*Objective:* Don't copy the pictures; return every other part of the records exactly.

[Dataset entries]
⁂

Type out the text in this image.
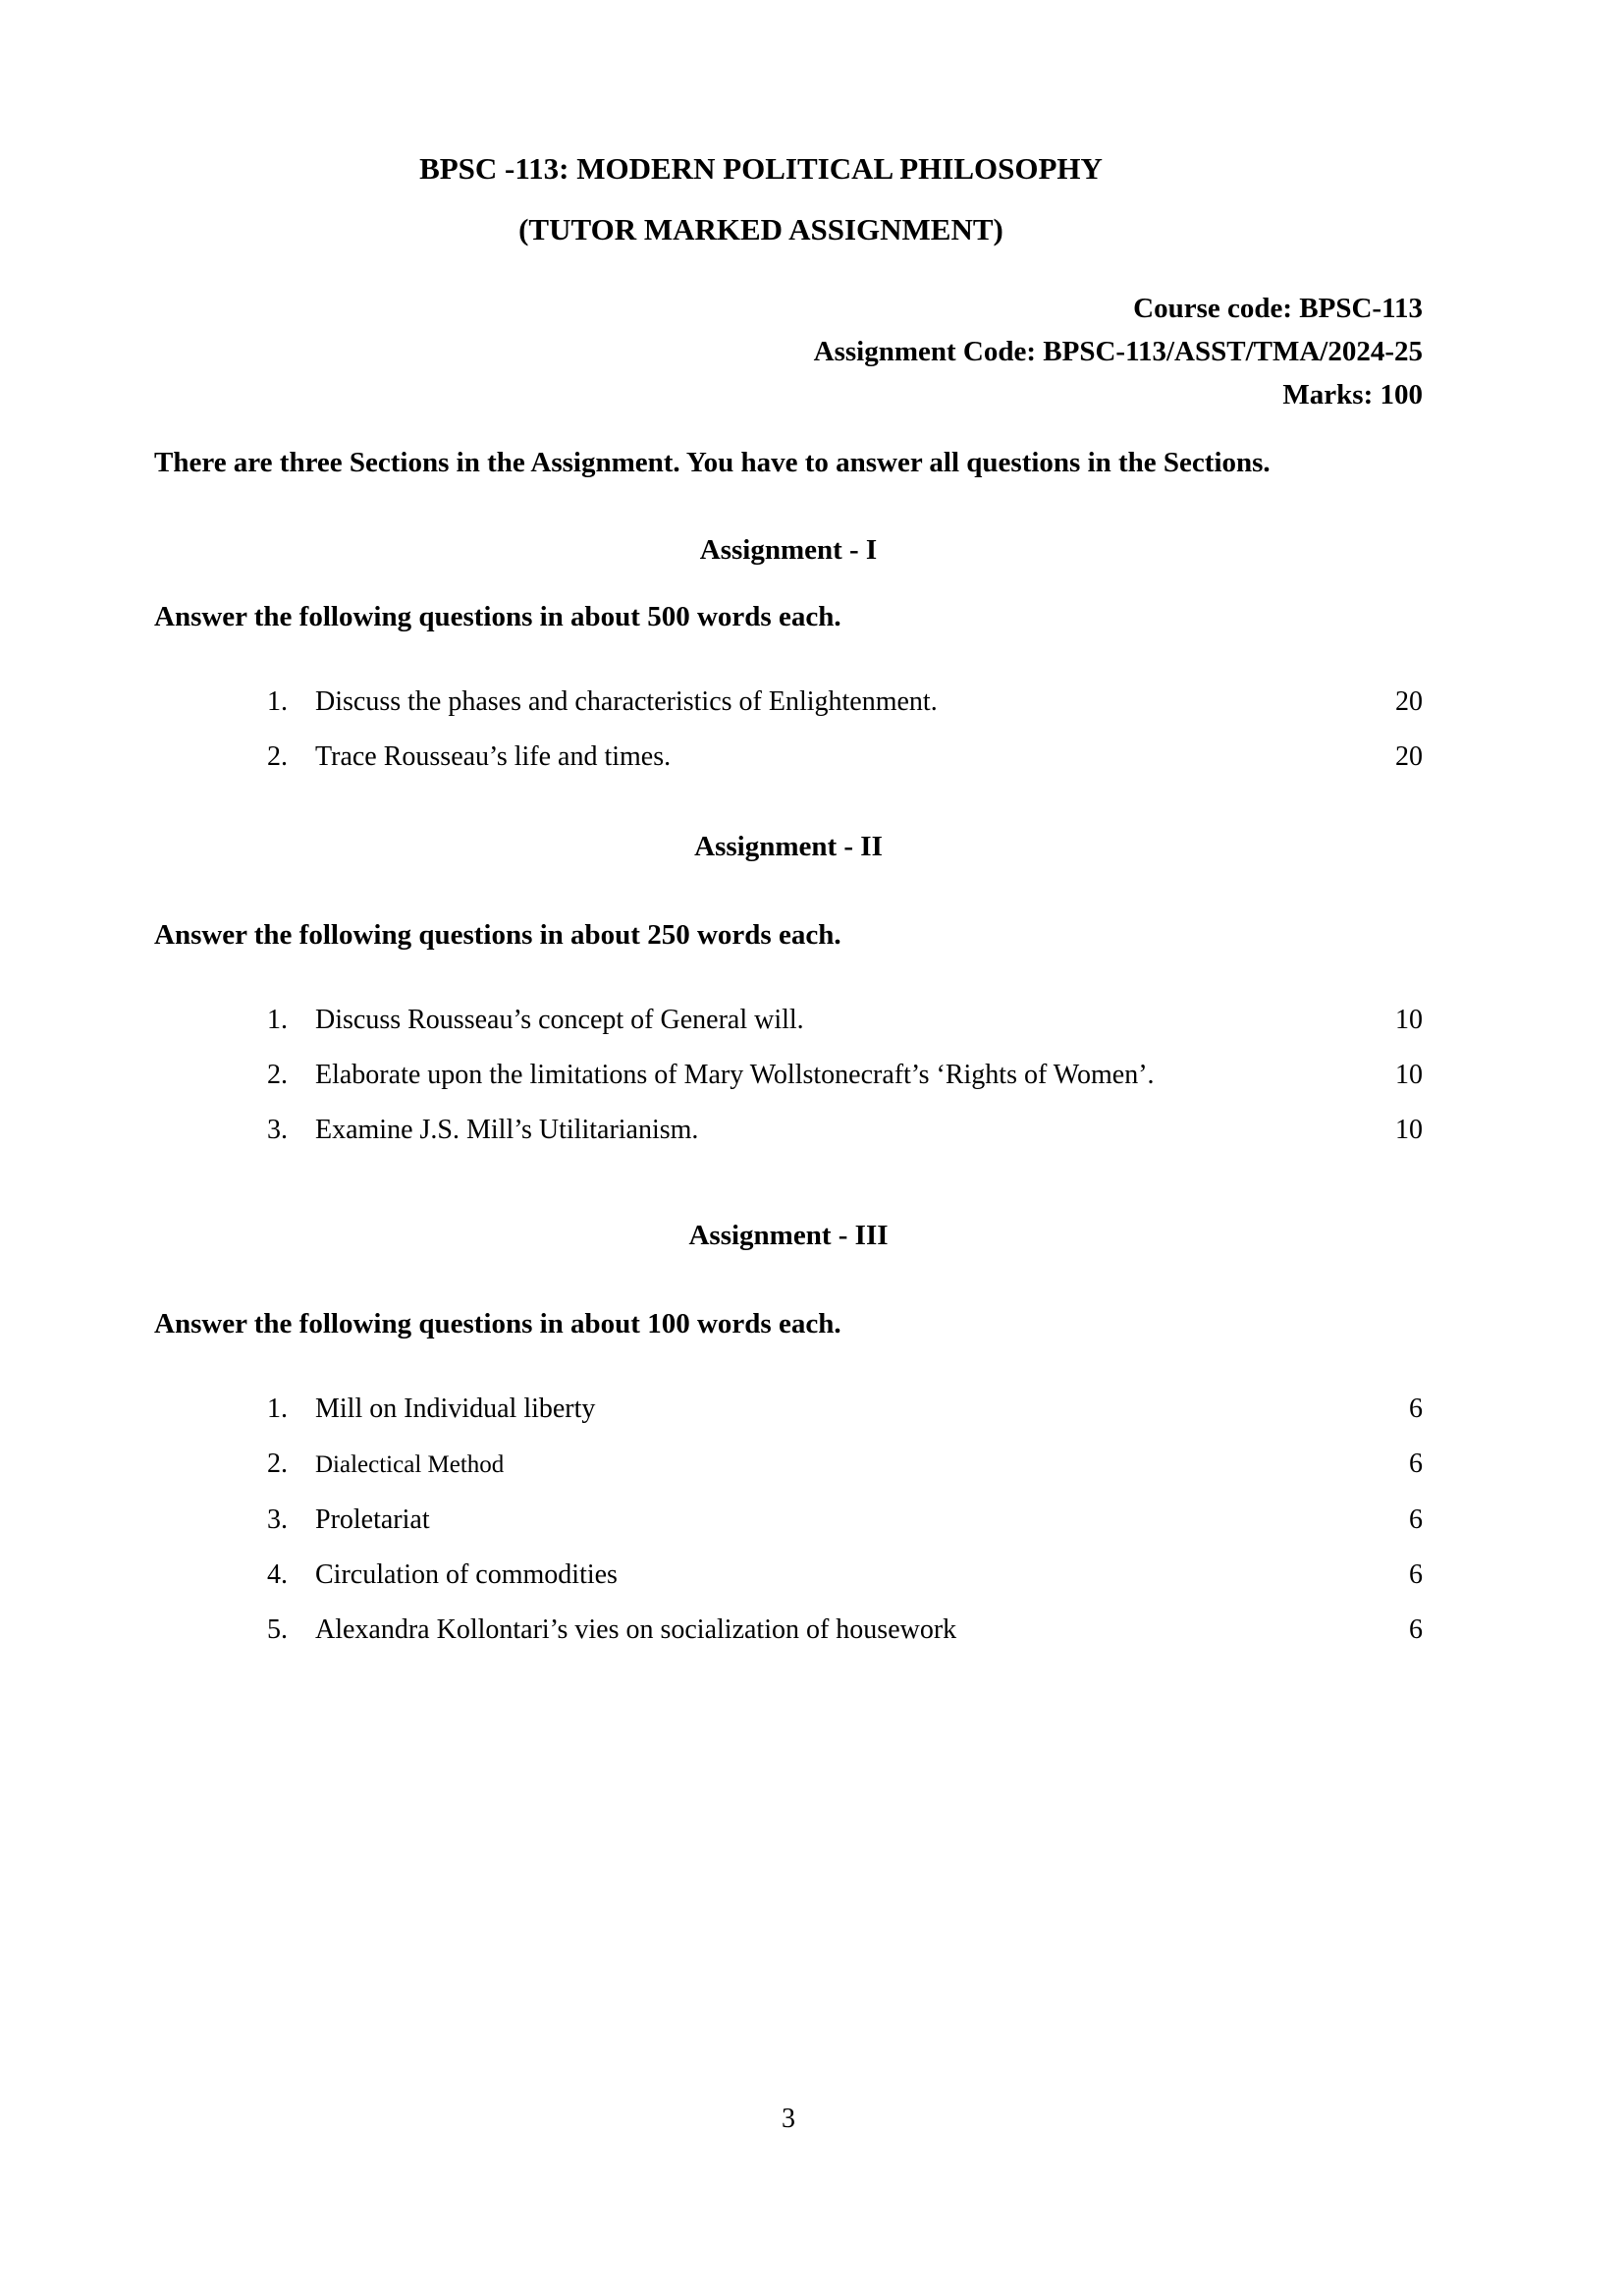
BPSC -113: MODERN POLITICAL PHILOSOPHY
(TUTOR MARKED ASSIGNMENT)
Course code: BPSC-113
Assignment Code: BPSC-113/ASST/TMA/2024-25
Marks: 100

There are three Sections in the Assignment. You have to answer all questions in the Sections.

Assignment - I
Answer the following questions in about 500 words each.
1.	Discuss the phases and characteristics of Enlightenment.	20
2.	Trace Rousseau’s life and times.	20
Assignment - II
Answer the following questions in about 250 words each.
1.	Discuss Rousseau’s concept of General will.	10
2.	Elaborate upon the limitations of Mary Wollstonecraft’s ‘Rights of Women’.	10
3.	Examine J.S. Mill’s Utilitarianism.	10
Assignment - III
Answer the following questions in about 100 words each.
1.	Mill on Individual liberty	6
2.	Dialectical Method	6
3.	Proletariat	6
4.	Circulation of commodities	6
5.	Alexandra Kollontari’s vies on socialization of housework	6
3
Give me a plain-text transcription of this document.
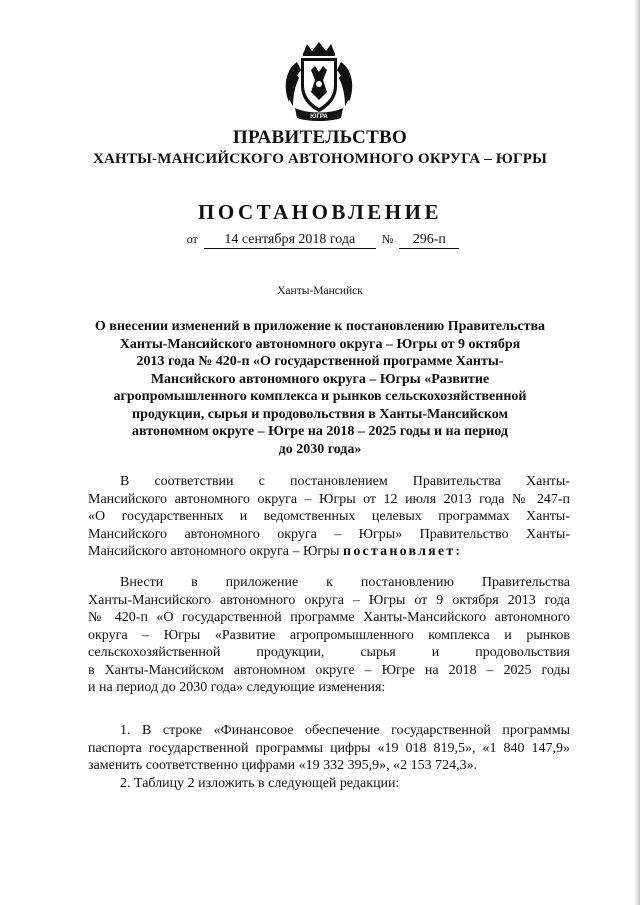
ЮГРА
ПРАВИТЕЛЬСТВО
ХАНТЫ-МАНСИЙСКОГО АВТОНОМНОГО ОКРУГА – ЮГРЫ
ПОСТАНОВЛЕНИЕ
от 14 сентября 2018 года № 296-п
Ханты-Мансийск
О внесении изменений в приложение к постановлению Правительства
Ханты-Мансийского автономного округа – Югры от 9 октября
2013 года № 420-п «О государственной программе Ханты-
Мансийского автономного округа – Югры «Развитие
агропромышленного комплекса и рынков сельскохозяйственной
продукции, сырья и продовольствия в Ханты-Мансийском
автономном округе – Югре на 2018 – 2025 годы и на период
до 2030 года»
В соответствии с постановлением Правительства Ханты-
Мансийского автономного округа – Югры от 12 июля 2013 года № 247-п
«О государственных и ведомственных целевых программах Ханты-
Мансийского автономного округа – Югры» Правительство Ханты-
Мансийского автономного округа – Югры постановляет:
Внести в приложение к постановлению Правительства
Ханты-Мансийского автономного округа – Югры от 9 октября 2013 года
№ 420-п «О государственной программе Ханты-Мансийского автономного
округа – Югры «Развитие агропромышленного комплекса и рынков
сельскохозяйственной продукции, сырья и продовольствия
в Ханты-Мансийском автономном округе – Югре на 2018 – 2025 годы
и на период до 2030 года» следующие изменения:
1. В строке «Финансовое обеспечение государственной программы
паспорта государственной программы цифры «19 018 819,5», «1 840 147,9»
заменить соответственно цифрами «19 332 395,9», «2 153 724,3».
2. Таблицу 2 изложить в следующей редакции:
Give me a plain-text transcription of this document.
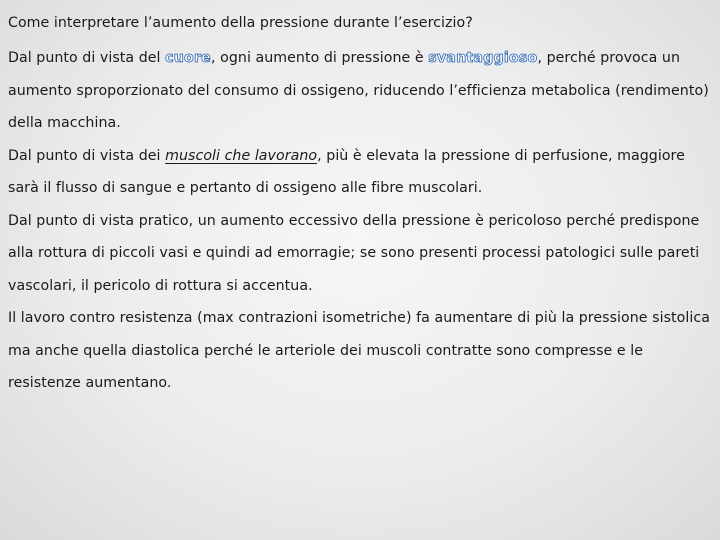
Come interpretare l’aumento della pressione durante l’esercizio?

Dal punto di vista del cuore, ogni aumento di pressione è svantaggioso, perché provoca un aumento sproporzionato del consumo di ossigeno, riducendo l’efficienza metabolica (rendimento) della macchina.

Dal punto di vista dei muscoli che lavorano, più è elevata la pressione di perfusione, maggiore sarà il flusso di sangue e pertanto di ossigeno alle fibre muscolari.

Dal punto di vista pratico, un aumento eccessivo della pressione è pericoloso perché predispone alla rottura di piccoli vasi e quindi ad emorragie; se sono presenti processi patologici sulle pareti vascolari, il pericolo di rottura si accentua.

Il lavoro contro resistenza (max contrazioni isometriche) fa aumentare di più la pressione sistolica ma anche quella diastolica perché le arteriole dei muscoli contratte sono compresse e le resistenze aumentano.
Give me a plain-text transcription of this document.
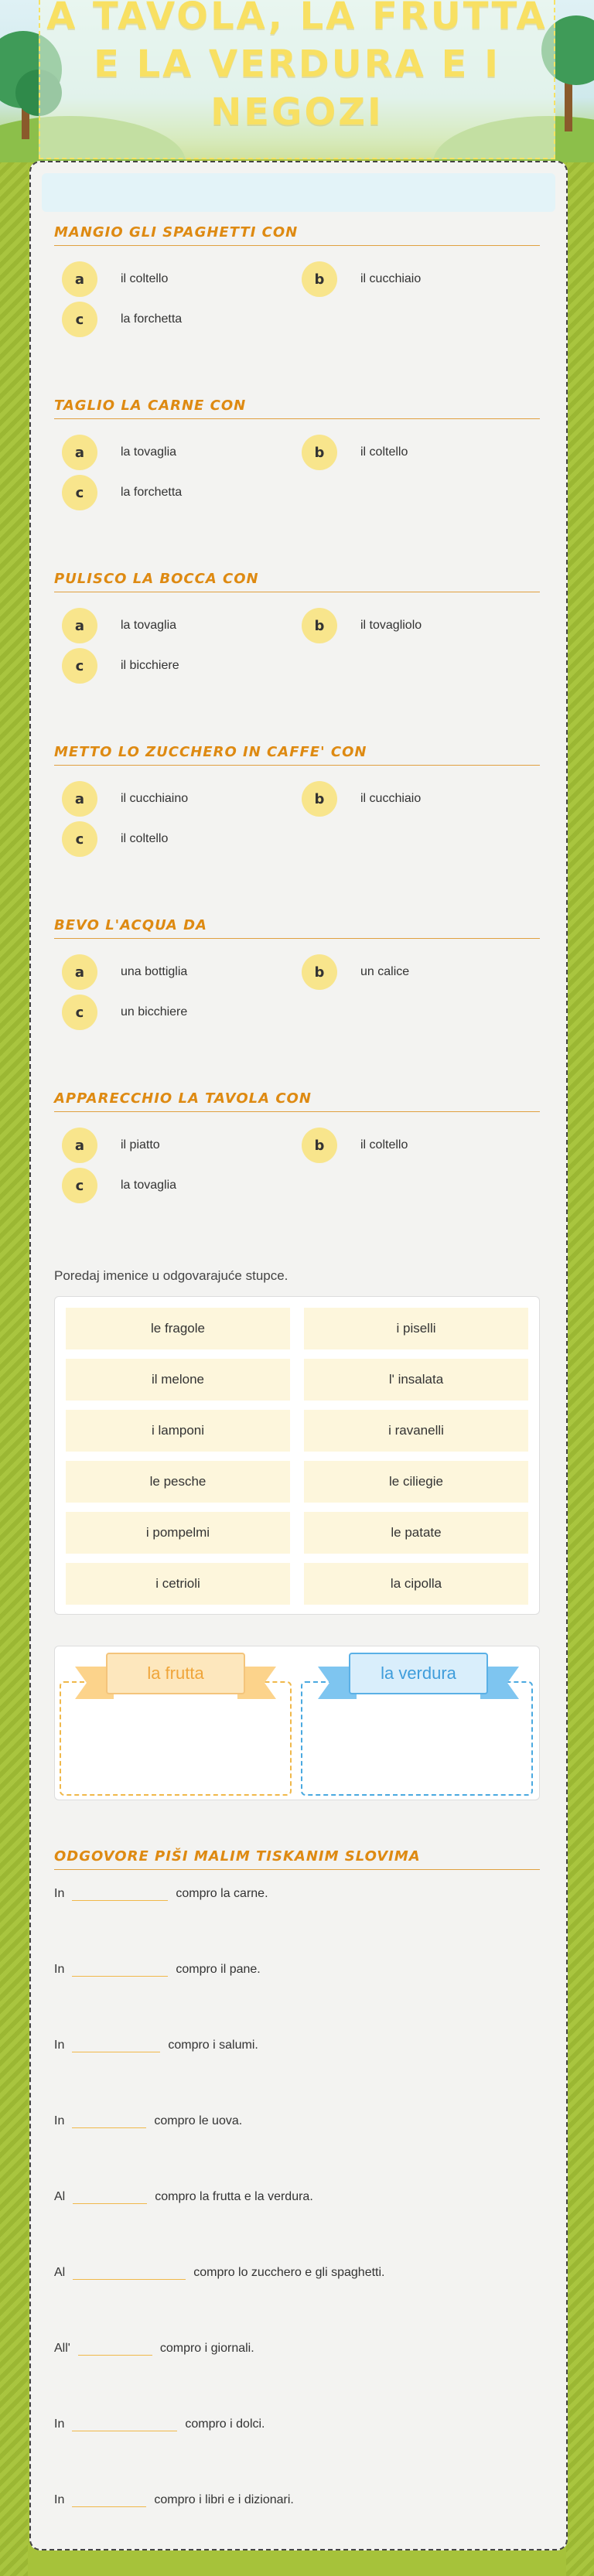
A TAVOLA, LA FRUTTA E LA VERDURA E I NEGOZI
MANGIO GLI SPAGHETTI CON
a	il coltello	b	il cucchiaio
c	la forchetta
TAGLIO LA CARNE CON
a	la tovaglia	b	il coltello
c	la forchetta
PULISCO LA BOCCA CON
a	la tovaglia	b	il tovagliolo
c	il bicchiere
METTO LO ZUCCHERO IN CAFFE' CON
a	il cucchiaino	b	il cucchiaio
c	il coltello
BEVO L'ACQUA DA
a	una bottiglia	b	un calice
c	un bicchiere
APPARECCHIO LA TAVOLA CON
a	il piatto	b	il coltello
c	la tovaglia
Poredaj imenice u odgovarajuće stupce.
le fragole	i piselli
il melone	l' insalata
i lamponi	i ravanelli
le pesche	le ciliegie
i pompelmi	le patate
i cetrioli	la cipolla
la frutta	la verdura
ODGOVORE PIŠI MALIM TISKANIM SLOVIMA
In	compro la carne.
In	compro il pane.
In	compro i salumi.
In	compro le uova.
Al	compro la frutta e la verdura.
Al	compro lo zucchero e gli spaghetti.
All'	compro i giornali.
In	compro i dolci.
In	compro i libri e i dizionari.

⁂

*Exercise solution:*
Type out the text in this image.
BPSC -113: MODERN POLITICAL PHILOSOPHY
(TUTOR MARKED ASSIGNMENT)
Course code: BPSC-113
Assignment Code: BPSC-113/ASST/TMA/2024-25
Marks: 100

There are three Sections in the Assignment. You have to answer all questions in the Sections.

Assignment - I
Answer the following questions in about 500 words each.
1.	Discuss the phases and characteristics of Enlightenment.	20
2.	Trace Rousseau’s life and times.	20
Assignment - II
Answer the following questions in about 250 words each.
1.	Discuss Rousseau’s concept of General will.	10
2.	Elaborate upon the limitations of Mary Wollstonecraft’s ‘Rights of Women’.	10
3.	Examine J.S. Mill’s Utilitarianism.	10
Assignment - III
Answer the following questions in about 100 words each.
1.	Mill on Individual liberty	6
2.	Dialectical Method	6
3.	Proletariat	6
4.	Circulation of commodities	6
5.	Alexandra Kollontari’s vies on socialization of housework	6
3
Give me a plain-text transcription of this document.
ЮГРА
ПРАВИТЕЛЬСТВО
ХАНТЫ-МАНСИЙСКОГО АВТОНОМНОГО ОКРУГА – ЮГРЫ
ПОСТАНОВЛЕНИЕ
от 14 сентября 2018 года № 296-п
Ханты-Мансийск
О внесении изменений в приложение к постановлению Правительства
Ханты-Мансийского автономного округа – Югры от 9 октября
2013 года № 420-п «О государственной программе Ханты-
Мансийского автономного округа – Югры «Развитие
агропромышленного комплекса и рынков сельскохозяйственной
продукции, сырья и продовольствия в Ханты-Мансийском
автономном округе – Югре на 2018 – 2025 годы и на период
до 2030 года»
В соответствии с постановлением Правительства Ханты-
Мансийского автономного округа – Югры от 12 июля 2013 года № 247-п
«О государственных и ведомственных целевых программах Ханты-
Мансийского автономного округа – Югры» Правительство Ханты-
Мансийского автономного округа – Югры постановляет:
Внести в приложение к постановлению Правительства
Ханты-Мансийского автономного округа – Югры от 9 октября 2013 года
№ 420-п «О государственной программе Ханты-Мансийского автономного
округа – Югры «Развитие агропромышленного комплекса и рынков
сельскохозяйственной продукции, сырья и продовольствия
в Ханты-Мансийском автономном округе – Югре на 2018 – 2025 годы
и на период до 2030 года» следующие изменения:
1. В строке «Финансовое обеспечение государственной программы
паспорта государственной программы цифры «19 018 819,5», «1 840 147,9»
заменить соответственно цифрами «19 332 395,9», «2 153 724,3».
2. Таблицу 2 изложить в следующей редакции:
Give me a plain-text transcription of this document.
Come interpretare l’aumento della pressione durante l’esercizio?

Dal punto di vista del cuore, ogni aumento di pressione è svantaggioso, perché provoca un aumento sproporzionato del consumo di ossigeno, riducendo l’efficienza metabolica (rendimento) della macchina.

Dal punto di vista dei muscoli che lavorano, più è elevata la pressione di perfusione, maggiore sarà il flusso di sangue e pertanto di ossigeno alle fibre muscolari.

Dal punto di vista pratico, un aumento eccessivo della pressione è pericoloso perché predispone alla rottura di piccoli vasi e quindi ad emorragie; se sono presenti processi patologici sulle pareti vascolari, il pericolo di rottura si accentua.

Il lavoro contro resistenza (max contrazioni isometriche) fa aumentare di più la pressione sistolica ma anche quella diastolica perché le arteriole dei muscoli contratte sono compresse e le resistenze aumentano.
Give me a plain-text transcription of this document.
A TAVOLA, LA FRUTTA E LA VERDURA E I NEGOZI
MANGIO GLI SPAGHETTI CON
a	il coltello	b	il cucchiaio
c	la forchetta
TAGLIO LA CARNE CON
a	la tovaglia	b	il coltello
c	la forchetta
PULISCO LA BOCCA CON
a	la tovaglia	b	il tovagliolo
c	il bicchiere
METTO LO ZUCCHERO IN CAFFE' CON
a	il cucchiaino	b	il cucchiaio
c	il coltello
BEVO L'ACQUA DA
a	una bottiglia	b	un calice
c	un bicchiere
APPARECCHIO LA TAVOLA CON
a	il piatto	b	il coltello
c	la tovaglia
Poredaj imenice u odgovarajuće stupce.
le fragole	i piselli
il melone	l' insalata
i lamponi	i ravanelli
le pesche	le ciliegie
i pompelmi	le patate
i cetrioli	la cipolla
la frutta	la verdura
ODGOVORE PIŠI MALIM TISKANIM SLOVIMA
In	compro la carne.
In	compro il pane.
In	compro i salumi.
In	compro le uova.
Al	compro la frutta e la verdura.
Al	compro lo zucchero e gli spaghetti.
All'	compro i giornali.
In	compro i dolci.
In	compro i libri e i dizionari.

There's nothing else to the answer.